** Start **

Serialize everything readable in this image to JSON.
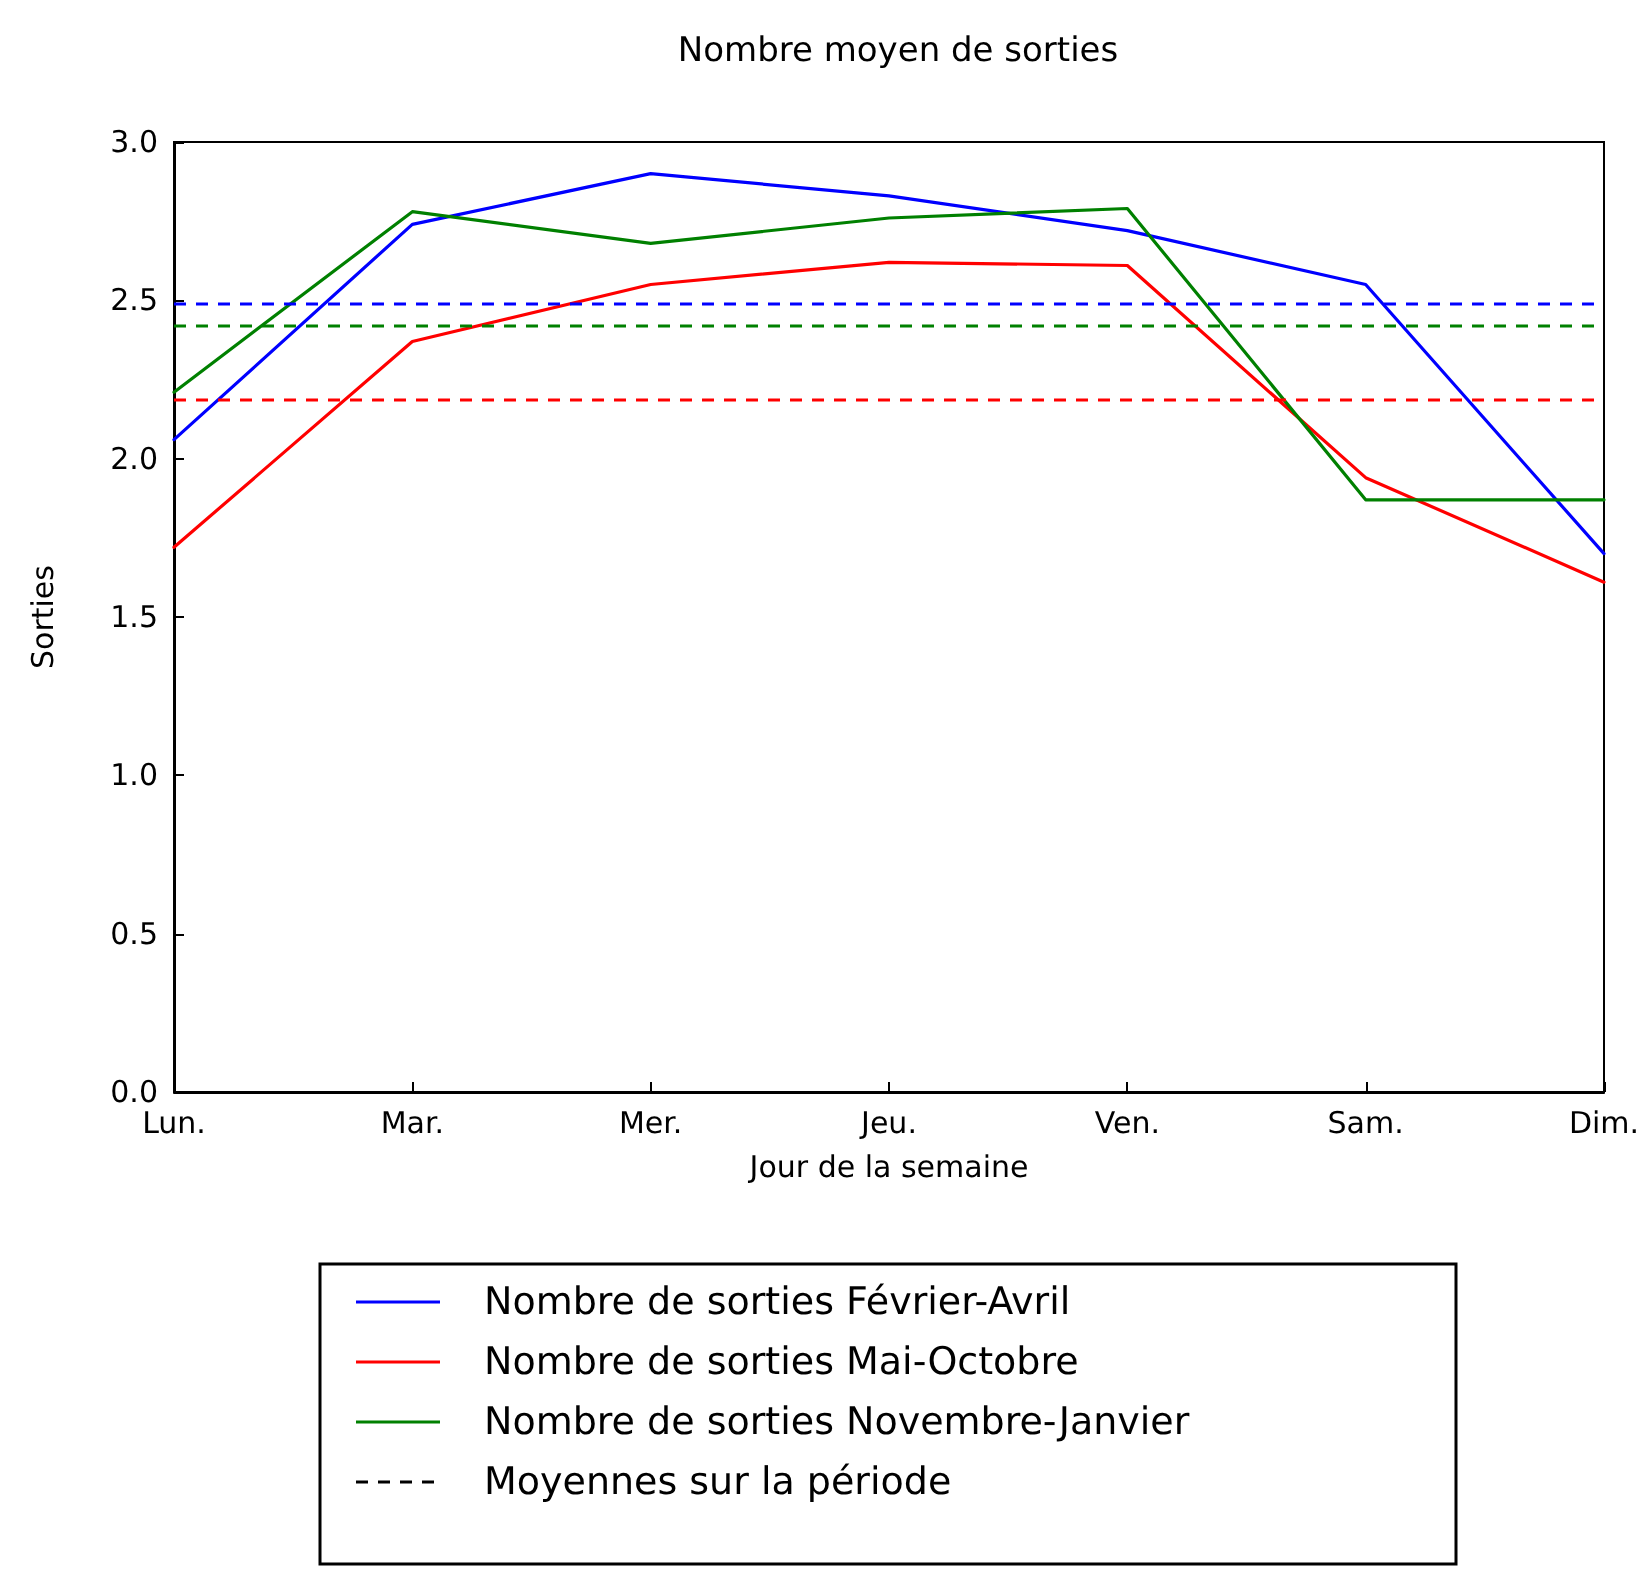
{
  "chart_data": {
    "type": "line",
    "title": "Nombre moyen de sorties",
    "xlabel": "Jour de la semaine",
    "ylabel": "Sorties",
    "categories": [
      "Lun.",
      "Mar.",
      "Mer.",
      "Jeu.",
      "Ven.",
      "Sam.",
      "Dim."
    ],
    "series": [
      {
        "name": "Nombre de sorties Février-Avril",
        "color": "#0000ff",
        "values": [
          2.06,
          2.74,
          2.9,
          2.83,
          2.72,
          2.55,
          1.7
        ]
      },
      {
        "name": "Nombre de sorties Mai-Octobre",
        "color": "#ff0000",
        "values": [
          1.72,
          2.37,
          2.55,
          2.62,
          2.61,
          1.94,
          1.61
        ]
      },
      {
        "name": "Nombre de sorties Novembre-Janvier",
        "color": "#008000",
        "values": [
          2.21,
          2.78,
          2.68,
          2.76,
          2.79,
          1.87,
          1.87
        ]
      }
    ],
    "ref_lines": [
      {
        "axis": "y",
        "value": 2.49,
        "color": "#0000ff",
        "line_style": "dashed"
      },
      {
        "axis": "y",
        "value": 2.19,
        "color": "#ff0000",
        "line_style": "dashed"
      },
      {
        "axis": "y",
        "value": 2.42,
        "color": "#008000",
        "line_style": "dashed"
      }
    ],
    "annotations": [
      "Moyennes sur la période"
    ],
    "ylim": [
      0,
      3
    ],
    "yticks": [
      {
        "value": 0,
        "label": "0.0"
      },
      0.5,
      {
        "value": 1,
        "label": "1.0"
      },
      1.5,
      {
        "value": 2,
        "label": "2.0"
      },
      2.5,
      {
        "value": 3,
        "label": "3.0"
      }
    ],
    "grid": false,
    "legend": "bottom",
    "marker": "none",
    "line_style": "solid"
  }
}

** End **

◆ TO DO
Find the lines holding "Nombre" and list every one.

◆ OUTPUT OF THE EXERCISE
    "title": "Nombre moyen de sorties",
        "name": "Nombre de sorties Février-Avril",
        "name": "Nombre de sorties Mai-Octobre",
        "name": "Nombre de sorties Novembre-Janvier",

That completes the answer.